▶ **What to work on**
Extract the listing below in full, unchanged.

▶ **Dataset records**
┌────────

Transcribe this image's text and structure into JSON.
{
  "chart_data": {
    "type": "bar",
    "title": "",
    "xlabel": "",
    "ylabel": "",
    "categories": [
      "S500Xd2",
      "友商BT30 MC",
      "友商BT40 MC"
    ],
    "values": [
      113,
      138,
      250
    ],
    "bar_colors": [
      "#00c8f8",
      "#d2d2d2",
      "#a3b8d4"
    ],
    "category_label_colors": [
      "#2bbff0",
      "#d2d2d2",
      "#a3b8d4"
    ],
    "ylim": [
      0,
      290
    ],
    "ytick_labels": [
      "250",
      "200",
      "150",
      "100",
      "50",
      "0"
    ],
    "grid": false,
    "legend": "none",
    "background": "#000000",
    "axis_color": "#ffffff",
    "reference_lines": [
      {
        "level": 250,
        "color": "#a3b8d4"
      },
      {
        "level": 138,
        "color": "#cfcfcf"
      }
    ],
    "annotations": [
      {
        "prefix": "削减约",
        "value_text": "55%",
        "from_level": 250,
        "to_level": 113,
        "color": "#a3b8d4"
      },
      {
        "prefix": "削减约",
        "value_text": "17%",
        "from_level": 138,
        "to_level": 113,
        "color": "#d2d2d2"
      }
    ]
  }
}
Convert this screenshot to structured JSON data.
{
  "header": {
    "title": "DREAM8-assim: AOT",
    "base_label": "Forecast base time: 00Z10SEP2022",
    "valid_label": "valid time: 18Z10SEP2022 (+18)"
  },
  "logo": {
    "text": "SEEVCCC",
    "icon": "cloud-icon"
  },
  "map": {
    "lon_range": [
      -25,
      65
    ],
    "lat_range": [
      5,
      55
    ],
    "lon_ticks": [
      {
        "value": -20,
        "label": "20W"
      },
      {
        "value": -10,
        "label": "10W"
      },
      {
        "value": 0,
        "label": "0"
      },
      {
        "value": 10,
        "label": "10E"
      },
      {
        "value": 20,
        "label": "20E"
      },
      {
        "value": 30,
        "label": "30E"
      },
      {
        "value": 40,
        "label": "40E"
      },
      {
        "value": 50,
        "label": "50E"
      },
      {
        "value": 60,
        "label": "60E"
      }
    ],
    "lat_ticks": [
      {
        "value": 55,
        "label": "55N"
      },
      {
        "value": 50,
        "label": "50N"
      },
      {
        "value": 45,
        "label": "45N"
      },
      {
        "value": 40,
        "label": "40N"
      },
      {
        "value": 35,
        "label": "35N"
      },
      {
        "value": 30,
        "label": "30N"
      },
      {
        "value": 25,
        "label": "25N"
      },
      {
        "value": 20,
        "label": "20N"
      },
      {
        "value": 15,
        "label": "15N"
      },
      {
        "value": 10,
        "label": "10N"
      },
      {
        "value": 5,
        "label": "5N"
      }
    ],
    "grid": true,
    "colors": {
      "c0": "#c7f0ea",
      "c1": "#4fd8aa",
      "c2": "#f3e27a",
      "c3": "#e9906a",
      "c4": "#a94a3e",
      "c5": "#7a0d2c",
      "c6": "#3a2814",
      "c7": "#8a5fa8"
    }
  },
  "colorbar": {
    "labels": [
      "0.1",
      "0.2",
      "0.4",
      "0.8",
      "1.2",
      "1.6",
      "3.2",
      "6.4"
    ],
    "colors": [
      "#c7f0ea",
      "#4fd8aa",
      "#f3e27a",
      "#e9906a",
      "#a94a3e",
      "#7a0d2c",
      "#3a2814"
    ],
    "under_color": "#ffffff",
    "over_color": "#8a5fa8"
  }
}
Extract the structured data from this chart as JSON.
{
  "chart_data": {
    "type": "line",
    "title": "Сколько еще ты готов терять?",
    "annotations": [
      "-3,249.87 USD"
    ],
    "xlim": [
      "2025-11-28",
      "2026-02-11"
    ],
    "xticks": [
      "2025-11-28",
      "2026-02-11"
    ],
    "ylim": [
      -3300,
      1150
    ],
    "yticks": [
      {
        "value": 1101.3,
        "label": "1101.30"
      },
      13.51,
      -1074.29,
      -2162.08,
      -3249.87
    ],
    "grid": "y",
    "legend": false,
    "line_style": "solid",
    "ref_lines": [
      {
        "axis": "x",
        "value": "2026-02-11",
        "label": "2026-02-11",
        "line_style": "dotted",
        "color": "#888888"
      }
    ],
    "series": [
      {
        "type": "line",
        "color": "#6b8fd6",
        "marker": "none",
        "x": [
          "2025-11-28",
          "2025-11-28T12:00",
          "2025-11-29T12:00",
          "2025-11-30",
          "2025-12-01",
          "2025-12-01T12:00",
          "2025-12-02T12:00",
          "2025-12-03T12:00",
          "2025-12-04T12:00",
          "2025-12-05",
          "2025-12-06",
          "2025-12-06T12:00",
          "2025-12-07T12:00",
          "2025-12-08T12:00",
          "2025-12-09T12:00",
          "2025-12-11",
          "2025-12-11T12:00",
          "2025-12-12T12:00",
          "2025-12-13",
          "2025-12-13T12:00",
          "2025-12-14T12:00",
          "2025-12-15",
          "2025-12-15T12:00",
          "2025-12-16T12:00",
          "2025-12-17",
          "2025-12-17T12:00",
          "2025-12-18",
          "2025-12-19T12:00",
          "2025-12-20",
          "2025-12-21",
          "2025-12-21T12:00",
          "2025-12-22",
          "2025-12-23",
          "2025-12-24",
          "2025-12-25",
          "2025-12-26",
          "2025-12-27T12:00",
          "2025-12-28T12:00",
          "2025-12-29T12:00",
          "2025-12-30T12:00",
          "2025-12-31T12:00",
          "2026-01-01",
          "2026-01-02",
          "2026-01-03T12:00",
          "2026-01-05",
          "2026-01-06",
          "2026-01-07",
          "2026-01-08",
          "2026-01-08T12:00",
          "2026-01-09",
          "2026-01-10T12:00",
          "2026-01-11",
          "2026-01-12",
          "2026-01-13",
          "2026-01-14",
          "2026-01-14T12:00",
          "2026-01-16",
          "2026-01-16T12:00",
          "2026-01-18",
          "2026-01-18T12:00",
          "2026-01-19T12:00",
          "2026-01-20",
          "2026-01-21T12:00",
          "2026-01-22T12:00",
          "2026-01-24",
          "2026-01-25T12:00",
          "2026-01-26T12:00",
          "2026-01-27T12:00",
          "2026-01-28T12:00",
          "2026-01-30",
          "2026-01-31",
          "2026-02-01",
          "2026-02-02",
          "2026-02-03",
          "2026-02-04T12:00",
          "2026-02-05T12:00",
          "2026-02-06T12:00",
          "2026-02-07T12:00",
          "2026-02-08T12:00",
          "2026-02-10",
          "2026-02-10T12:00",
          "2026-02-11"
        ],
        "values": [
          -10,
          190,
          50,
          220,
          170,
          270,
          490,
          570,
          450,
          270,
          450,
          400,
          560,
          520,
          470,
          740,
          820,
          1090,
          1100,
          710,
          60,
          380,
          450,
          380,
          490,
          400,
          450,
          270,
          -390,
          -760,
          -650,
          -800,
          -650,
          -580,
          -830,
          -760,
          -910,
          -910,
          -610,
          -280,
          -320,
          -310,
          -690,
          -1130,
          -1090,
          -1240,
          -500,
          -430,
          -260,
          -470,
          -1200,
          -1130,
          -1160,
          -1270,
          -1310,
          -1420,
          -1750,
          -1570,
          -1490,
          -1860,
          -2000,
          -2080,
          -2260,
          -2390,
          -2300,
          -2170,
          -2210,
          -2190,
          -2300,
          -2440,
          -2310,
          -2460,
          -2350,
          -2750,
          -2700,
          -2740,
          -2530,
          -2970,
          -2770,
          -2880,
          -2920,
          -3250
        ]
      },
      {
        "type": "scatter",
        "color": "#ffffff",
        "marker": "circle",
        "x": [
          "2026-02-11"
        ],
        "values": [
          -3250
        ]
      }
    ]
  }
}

└────────

▶ **Output for this task**
Transcribe this image's text and structure into JSON.
{
  "chart_data": {
    "type": "bar",
    "title": "",
    "xlabel": "",
    "ylabel": "",
    "categories": [
      "S500Xd2",
      "友商BT30 MC",
      "友商BT40 MC"
    ],
    "values": [
      113,
      138,
      250
    ],
    "bar_colors": [
      "#00c8f8",
      "#d2d2d2",
      "#a3b8d4"
    ],
    "category_label_colors": [
      "#2bbff0",
      "#d2d2d2",
      "#a3b8d4"
    ],
    "ylim": [
      0,
      290
    ],
    "ytick_labels": [
      "250",
      "200",
      "150",
      "100",
      "50",
      "0"
    ],
    "grid": false,
    "legend": "none",
    "background": "#000000",
    "axis_color": "#ffffff",
    "reference_lines": [
      {
        "level": 250,
        "color": "#a3b8d4"
      },
      {
        "level": 138,
        "color": "#cfcfcf"
      }
    ],
    "annotations": [
      {
        "prefix": "削减约",
        "value_text": "55%",
        "from_level": 250,
        "to_level": 113,
        "color": "#a3b8d4"
      },
      {
        "prefix": "削减约",
        "value_text": "17%",
        "from_level": 138,
        "to_level": 113,
        "color": "#d2d2d2"
      }
    ]
  }
}
Convert this screenshot to structured JSON data.
{
  "header": {
    "title": "DREAM8-assim: AOT",
    "base_label": "Forecast base time: 00Z10SEP2022",
    "valid_label": "valid time: 18Z10SEP2022 (+18)"
  },
  "logo": {
    "text": "SEEVCCC",
    "icon": "cloud-icon"
  },
  "map": {
    "lon_range": [
      -25,
      65
    ],
    "lat_range": [
      5,
      55
    ],
    "lon_ticks": [
      {
        "value": -20,
        "label": "20W"
      },
      {
        "value": -10,
        "label": "10W"
      },
      {
        "value": 0,
        "label": "0"
      },
      {
        "value": 10,
        "label": "10E"
      },
      {
        "value": 20,
        "label": "20E"
      },
      {
        "value": 30,
        "label": "30E"
      },
      {
        "value": 40,
        "label": "40E"
      },
      {
        "value": 50,
        "label": "50E"
      },
      {
        "value": 60,
        "label": "60E"
      }
    ],
    "lat_ticks": [
      {
        "value": 55,
        "label": "55N"
      },
      {
        "value": 50,
        "label": "50N"
      },
      {
        "value": 45,
        "label": "45N"
      },
      {
        "value": 40,
        "label": "40N"
      },
      {
        "value": 35,
        "label": "35N"
      },
      {
        "value": 30,
        "label": "30N"
      },
      {
        "value": 25,
        "label": "25N"
      },
      {
        "value": 20,
        "label": "20N"
      },
      {
        "value": 15,
        "label": "15N"
      },
      {
        "value": 10,
        "label": "10N"
      },
      {
        "value": 5,
        "label": "5N"
      }
    ],
    "grid": true,
    "colors": {
      "c0": "#c7f0ea",
      "c1": "#4fd8aa",
      "c2": "#f3e27a",
      "c3": "#e9906a",
      "c4": "#a94a3e",
      "c5": "#7a0d2c",
      "c6": "#3a2814",
      "c7": "#8a5fa8"
    }
  },
  "colorbar": {
    "labels": [
      "0.1",
      "0.2",
      "0.4",
      "0.8",
      "1.2",
      "1.6",
      "3.2",
      "6.4"
    ],
    "colors": [
      "#c7f0ea",
      "#4fd8aa",
      "#f3e27a",
      "#e9906a",
      "#a94a3e",
      "#7a0d2c",
      "#3a2814"
    ],
    "under_color": "#ffffff",
    "over_color": "#8a5fa8"
  }
}
Extract the structured data from this chart as JSON.
{
  "chart_data": {
    "type": "line",
    "title": "Сколько еще ты готов терять?",
    "annotations": [
      "-3,249.87 USD"
    ],
    "xlim": [
      "2025-11-28",
      "2026-02-11"
    ],
    "xticks": [
      "2025-11-28",
      "2026-02-11"
    ],
    "ylim": [
      -3300,
      1150
    ],
    "yticks": [
      {
        "value": 1101.3,
        "label": "1101.30"
      },
      13.51,
      -1074.29,
      -2162.08,
      -3249.87
    ],
    "grid": "y",
    "legend": false,
    "line_style": "solid",
    "ref_lines": [
      {
        "axis": "x",
        "value": "2026-02-11",
        "label": "2026-02-11",
        "line_style": "dotted",
        "color": "#888888"
      }
    ],
    "series": [
      {
        "type": "line",
        "color": "#6b8fd6",
        "marker": "none",
        "x": [
          "2025-11-28",
          "2025-11-28T12:00",
          "2025-11-29T12:00",
          "2025-11-30",
          "2025-12-01",
          "2025-12-01T12:00",
          "2025-12-02T12:00",
          "2025-12-03T12:00",
          "2025-12-04T12:00",
          "2025-12-05",
          "2025-12-06",
          "2025-12-06T12:00",
          "2025-12-07T12:00",
          "2025-12-08T12:00",
          "2025-12-09T12:00",
          "2025-12-11",
          "2025-12-11T12:00",
          "2025-12-12T12:00",
          "2025-12-13",
          "2025-12-13T12:00",
          "2025-12-14T12:00",
          "2025-12-15",
          "2025-12-15T12:00",
          "2025-12-16T12:00",
          "2025-12-17",
          "2025-12-17T12:00",
          "2025-12-18",
          "2025-12-19T12:00",
          "2025-12-20",
          "2025-12-21",
          "2025-12-21T12:00",
          "2025-12-22",
          "2025-12-23",
          "2025-12-24",
          "2025-12-25",
          "2025-12-26",
          "2025-12-27T12:00",
          "2025-12-28T12:00",
          "2025-12-29T12:00",
          "2025-12-30T12:00",
          "2025-12-31T12:00",
          "2026-01-01",
          "2026-01-02",
          "2026-01-03T12:00",
          "2026-01-05",
          "2026-01-06",
          "2026-01-07",
          "2026-01-08",
          "2026-01-08T12:00",
          "2026-01-09",
          "2026-01-10T12:00",
          "2026-01-11",
          "2026-01-12",
          "2026-01-13",
          "2026-01-14",
          "2026-01-14T12:00",
          "2026-01-16",
          "2026-01-16T12:00",
          "2026-01-18",
          "2026-01-18T12:00",
          "2026-01-19T12:00",
          "2026-01-20",
          "2026-01-21T12:00",
          "2026-01-22T12:00",
          "2026-01-24",
          "2026-01-25T12:00",
          "2026-01-26T12:00",
          "2026-01-27T12:00",
          "2026-01-28T12:00",
          "2026-01-30",
          "2026-01-31",
          "2026-02-01",
          "2026-02-02",
          "2026-02-03",
          "2026-02-04T12:00",
          "2026-02-05T12:00",
          "2026-02-06T12:00",
          "2026-02-07T12:00",
          "2026-02-08T12:00",
          "2026-02-10",
          "2026-02-10T12:00",
          "2026-02-11"
        ],
        "values": [
          -10,
          190,
          50,
          220,
          170,
          270,
          490,
          570,
          450,
          270,
          450,
          400,
          560,
          520,
          470,
          740,
          820,
          1090,
          1100,
          710,
          60,
          380,
          450,
          380,
          490,
          400,
          450,
          270,
          -390,
          -760,
          -650,
          -800,
          -650,
          -580,
          -830,
          -760,
          -910,
          -910,
          -610,
          -280,
          -320,
          -310,
          -690,
          -1130,
          -1090,
          -1240,
          -500,
          -430,
          -260,
          -470,
          -1200,
          -1130,
          -1160,
          -1270,
          -1310,
          -1420,
          -1750,
          -1570,
          -1490,
          -1860,
          -2000,
          -2080,
          -2260,
          -2390,
          -2300,
          -2170,
          -2210,
          -2190,
          -2300,
          -2440,
          -2310,
          -2460,
          -2350,
          -2750,
          -2700,
          -2740,
          -2530,
          -2970,
          -2770,
          -2880,
          -2920,
          -3250
        ]
      },
      {
        "type": "scatter",
        "color": "#ffffff",
        "marker": "circle",
        "x": [
          "2026-02-11"
        ],
        "values": [
          -3250
        ]
      }
    ]
  }
}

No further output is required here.